SUPPLIED RECORDS:
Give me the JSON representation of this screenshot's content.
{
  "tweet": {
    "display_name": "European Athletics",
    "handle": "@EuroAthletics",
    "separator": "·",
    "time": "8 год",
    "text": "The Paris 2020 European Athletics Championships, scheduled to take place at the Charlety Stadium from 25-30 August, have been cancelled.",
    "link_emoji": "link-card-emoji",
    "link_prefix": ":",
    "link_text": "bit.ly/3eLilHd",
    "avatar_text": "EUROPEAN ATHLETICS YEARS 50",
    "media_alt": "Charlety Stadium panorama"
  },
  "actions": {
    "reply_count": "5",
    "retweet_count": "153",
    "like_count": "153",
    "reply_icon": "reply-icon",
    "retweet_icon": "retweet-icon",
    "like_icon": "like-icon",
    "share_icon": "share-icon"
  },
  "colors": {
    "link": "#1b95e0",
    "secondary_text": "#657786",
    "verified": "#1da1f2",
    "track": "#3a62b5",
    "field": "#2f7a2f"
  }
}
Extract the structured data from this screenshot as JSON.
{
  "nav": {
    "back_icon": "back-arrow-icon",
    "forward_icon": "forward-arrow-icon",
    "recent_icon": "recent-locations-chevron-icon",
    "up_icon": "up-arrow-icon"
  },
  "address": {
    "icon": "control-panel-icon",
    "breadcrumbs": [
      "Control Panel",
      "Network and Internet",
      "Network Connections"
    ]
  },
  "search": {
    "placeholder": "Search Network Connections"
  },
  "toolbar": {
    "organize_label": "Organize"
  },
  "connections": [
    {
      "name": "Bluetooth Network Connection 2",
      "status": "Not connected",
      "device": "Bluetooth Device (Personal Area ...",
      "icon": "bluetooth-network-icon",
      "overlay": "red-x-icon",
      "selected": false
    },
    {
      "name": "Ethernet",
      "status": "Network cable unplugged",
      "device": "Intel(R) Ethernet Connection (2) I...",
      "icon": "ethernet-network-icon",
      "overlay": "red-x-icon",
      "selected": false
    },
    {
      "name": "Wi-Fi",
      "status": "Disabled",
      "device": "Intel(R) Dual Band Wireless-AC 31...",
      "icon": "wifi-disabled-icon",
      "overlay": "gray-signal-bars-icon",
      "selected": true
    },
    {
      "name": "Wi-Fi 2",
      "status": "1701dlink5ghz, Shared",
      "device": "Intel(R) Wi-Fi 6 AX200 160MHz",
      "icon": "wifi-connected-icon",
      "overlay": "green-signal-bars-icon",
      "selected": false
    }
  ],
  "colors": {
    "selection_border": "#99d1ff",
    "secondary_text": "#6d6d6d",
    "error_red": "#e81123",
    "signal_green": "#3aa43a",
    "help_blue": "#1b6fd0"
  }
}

YOUR TASK:
Word for word, write out all of the data above.

REPLY:
Give me the JSON representation of this screenshot's content.
{
  "tweet": {
    "display_name": "European Athletics",
    "handle": "@EuroAthletics",
    "separator": "·",
    "time": "8 год",
    "text": "The Paris 2020 European Athletics Championships, scheduled to take place at the Charlety Stadium from 25-30 August, have been cancelled.",
    "link_emoji": "link-card-emoji",
    "link_prefix": ":",
    "link_text": "bit.ly/3eLilHd",
    "avatar_text": "EUROPEAN ATHLETICS YEARS 50",
    "media_alt": "Charlety Stadium panorama"
  },
  "actions": {
    "reply_count": "5",
    "retweet_count": "153",
    "like_count": "153",
    "reply_icon": "reply-icon",
    "retweet_icon": "retweet-icon",
    "like_icon": "like-icon",
    "share_icon": "share-icon"
  },
  "colors": {
    "link": "#1b95e0",
    "secondary_text": "#657786",
    "verified": "#1da1f2",
    "track": "#3a62b5",
    "field": "#2f7a2f"
  }
}
Extract the structured data from this screenshot as JSON.
{
  "nav": {
    "back_icon": "back-arrow-icon",
    "forward_icon": "forward-arrow-icon",
    "recent_icon": "recent-locations-chevron-icon",
    "up_icon": "up-arrow-icon"
  },
  "address": {
    "icon": "control-panel-icon",
    "breadcrumbs": [
      "Control Panel",
      "Network and Internet",
      "Network Connections"
    ]
  },
  "search": {
    "placeholder": "Search Network Connections"
  },
  "toolbar": {
    "organize_label": "Organize"
  },
  "connections": [
    {
      "name": "Bluetooth Network Connection 2",
      "status": "Not connected",
      "device": "Bluetooth Device (Personal Area ...",
      "icon": "bluetooth-network-icon",
      "overlay": "red-x-icon",
      "selected": false
    },
    {
      "name": "Ethernet",
      "status": "Network cable unplugged",
      "device": "Intel(R) Ethernet Connection (2) I...",
      "icon": "ethernet-network-icon",
      "overlay": "red-x-icon",
      "selected": false
    },
    {
      "name": "Wi-Fi",
      "status": "Disabled",
      "device": "Intel(R) Dual Band Wireless-AC 31...",
      "icon": "wifi-disabled-icon",
      "overlay": "gray-signal-bars-icon",
      "selected": true
    },
    {
      "name": "Wi-Fi 2",
      "status": "1701dlink5ghz, Shared",
      "device": "Intel(R) Wi-Fi 6 AX200 160MHz",
      "icon": "wifi-connected-icon",
      "overlay": "green-signal-bars-icon",
      "selected": false
    }
  ],
  "colors": {
    "selection_border": "#99d1ff",
    "secondary_text": "#6d6d6d",
    "error_red": "#e81123",
    "signal_green": "#3aa43a",
    "help_blue": "#1b6fd0"
  }
}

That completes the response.